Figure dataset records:
********
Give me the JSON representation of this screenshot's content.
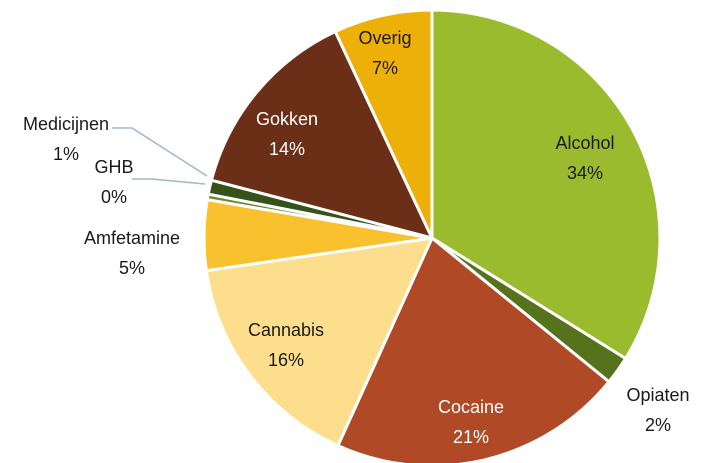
{
  "chart_data": {
    "type": "pie",
    "title": "",
    "slices": [
      {
        "label": "Alcohol",
        "value": 34,
        "pct_label": "34%",
        "color": "#9BBB2E",
        "text_color": "#1a1a1a"
      },
      {
        "label": "Opiaten",
        "value": 2,
        "pct_label": "2%",
        "color": "#57721C",
        "text_color": "#1a1a1a"
      },
      {
        "label": "Cocaine",
        "value": 21,
        "pct_label": "21%",
        "color": "#B04A26",
        "text_color": "#ffffff"
      },
      {
        "label": "Cannabis",
        "value": 16,
        "pct_label": "16%",
        "color": "#FDDE8D",
        "text_color": "#1a1a1a"
      },
      {
        "label": "Amfetamine",
        "value": 5,
        "pct_label": "5%",
        "color": "#F9C12E",
        "text_color": "#1a1a1a"
      },
      {
        "label": "GHB",
        "value": 0.4,
        "pct_label": "0%",
        "color": "#6D8A2A",
        "text_color": "#1a1a1a"
      },
      {
        "label": "Medicijnen",
        "value": 1,
        "pct_label": "1%",
        "color": "#36521A",
        "text_color": "#1a1a1a"
      },
      {
        "label": "Gokken",
        "value": 14,
        "pct_label": "14%",
        "color": "#6B2E17",
        "text_color": "#ffffff"
      },
      {
        "label": "Overig",
        "value": 7,
        "pct_label": "7%",
        "color": "#EDB008",
        "text_color": "#1a1a1a"
      }
    ],
    "leader_line_color": "#9DB7D0",
    "background": "#ffffff"
  }
}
********
WHAT YOU NEED TO DO:
Without the pictures, reproduce every line of the records above exactly.

EXERCISE RESPONSE:
Give me the JSON representation of this screenshot's content.
{
  "chart_data": {
    "type": "pie",
    "title": "",
    "slices": [
      {
        "label": "Alcohol",
        "value": 34,
        "pct_label": "34%",
        "color": "#9BBB2E",
        "text_color": "#1a1a1a"
      },
      {
        "label": "Opiaten",
        "value": 2,
        "pct_label": "2%",
        "color": "#57721C",
        "text_color": "#1a1a1a"
      },
      {
        "label": "Cocaine",
        "value": 21,
        "pct_label": "21%",
        "color": "#B04A26",
        "text_color": "#ffffff"
      },
      {
        "label": "Cannabis",
        "value": 16,
        "pct_label": "16%",
        "color": "#FDDE8D",
        "text_color": "#1a1a1a"
      },
      {
        "label": "Amfetamine",
        "value": 5,
        "pct_label": "5%",
        "color": "#F9C12E",
        "text_color": "#1a1a1a"
      },
      {
        "label": "GHB",
        "value": 0.4,
        "pct_label": "0%",
        "color": "#6D8A2A",
        "text_color": "#1a1a1a"
      },
      {
        "label": "Medicijnen",
        "value": 1,
        "pct_label": "1%",
        "color": "#36521A",
        "text_color": "#1a1a1a"
      },
      {
        "label": "Gokken",
        "value": 14,
        "pct_label": "14%",
        "color": "#6B2E17",
        "text_color": "#ffffff"
      },
      {
        "label": "Overig",
        "value": 7,
        "pct_label": "7%",
        "color": "#EDB008",
        "text_color": "#1a1a1a"
      }
    ],
    "leader_line_color": "#9DB7D0",
    "background": "#ffffff"
  }
}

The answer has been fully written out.